YOUR GOAL
Retype all the entries word for word, but omit the pictures.

(Records from a collection)

********

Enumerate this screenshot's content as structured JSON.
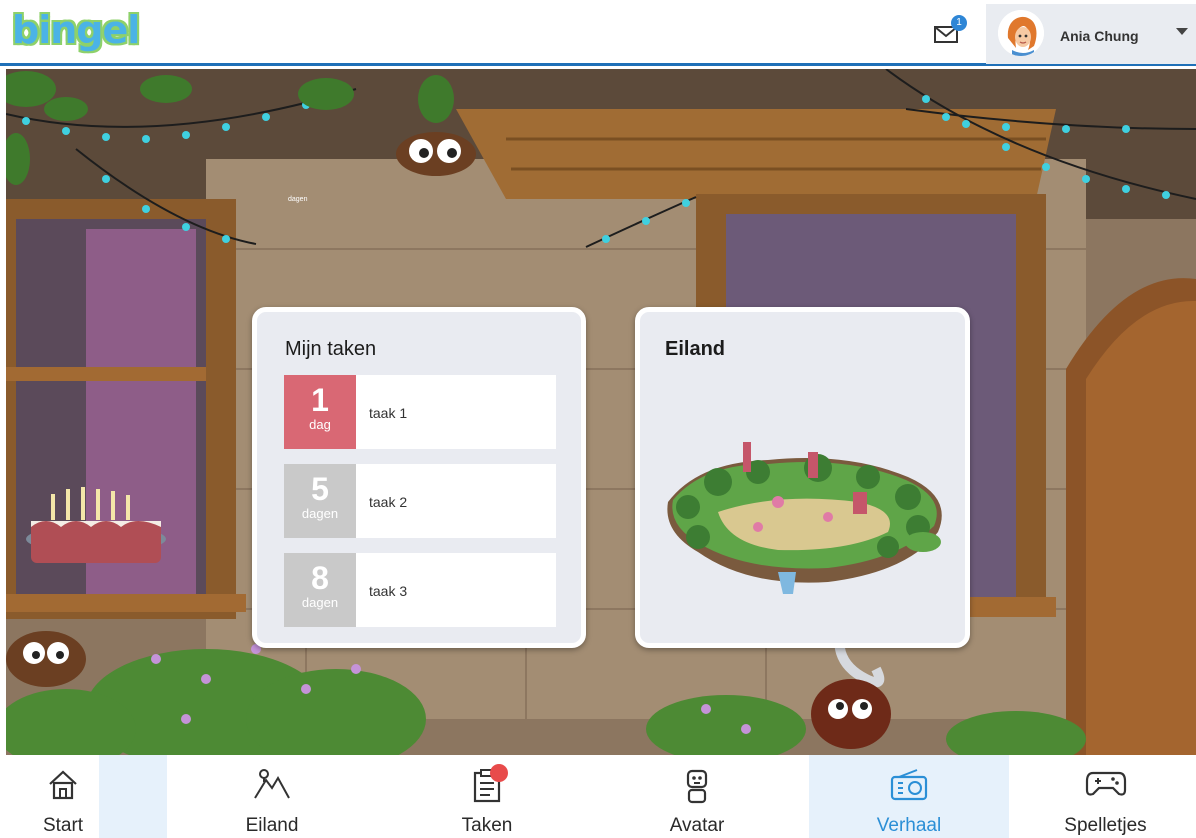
{
  "app": {
    "logo_text": "bingel"
  },
  "header": {
    "mail_count": "1",
    "user_name": "Ania Chung"
  },
  "scene": {
    "tiny_label": "dagen"
  },
  "tasks_card": {
    "title": "Mijn taken",
    "tasks": [
      {
        "days": "1",
        "unit": "dag",
        "label": "taak 1",
        "color": "#d96874"
      },
      {
        "days": "5",
        "unit": "dagen",
        "label": "taak 2",
        "color": "#c9c9c9"
      },
      {
        "days": "8",
        "unit": "dagen",
        "label": "taak 3",
        "color": "#c9c9c9"
      }
    ]
  },
  "island_card": {
    "title": "Eiland"
  },
  "nav": {
    "items": [
      {
        "label": "Start",
        "icon": "home-icon"
      },
      {
        "label": "Eiland",
        "icon": "mountain-icon"
      },
      {
        "label": "Taken",
        "icon": "clipboard-icon"
      },
      {
        "label": "Avatar",
        "icon": "robot-icon"
      },
      {
        "label": "Verhaal",
        "icon": "radio-icon",
        "active": true
      },
      {
        "label": "Spelletjes",
        "icon": "gamepad-icon"
      }
    ]
  },
  "colors": {
    "accent": "#2b8fd6",
    "header_line": "#1f70b8",
    "urgent": "#d96874",
    "notification": "#e84b4b"
  }
}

********

ANSWER TO THE TASK
Enumerate this screenshot's content as structured JSON.
{
  "app": {
    "logo_text": "bingel"
  },
  "header": {
    "mail_count": "1",
    "user_name": "Ania Chung"
  },
  "scene": {
    "tiny_label": "dagen"
  },
  "tasks_card": {
    "title": "Mijn taken",
    "tasks": [
      {
        "days": "1",
        "unit": "dag",
        "label": "taak 1",
        "color": "#d96874"
      },
      {
        "days": "5",
        "unit": "dagen",
        "label": "taak 2",
        "color": "#c9c9c9"
      },
      {
        "days": "8",
        "unit": "dagen",
        "label": "taak 3",
        "color": "#c9c9c9"
      }
    ]
  },
  "island_card": {
    "title": "Eiland"
  },
  "nav": {
    "items": [
      {
        "label": "Start",
        "icon": "home-icon"
      },
      {
        "label": "Eiland",
        "icon": "mountain-icon"
      },
      {
        "label": "Taken",
        "icon": "clipboard-icon"
      },
      {
        "label": "Avatar",
        "icon": "robot-icon"
      },
      {
        "label": "Verhaal",
        "icon": "radio-icon",
        "active": true
      },
      {
        "label": "Spelletjes",
        "icon": "gamepad-icon"
      }
    ]
  },
  "colors": {
    "accent": "#2b8fd6",
    "header_line": "#1f70b8",
    "urgent": "#d96874",
    "notification": "#e84b4b"
  }
}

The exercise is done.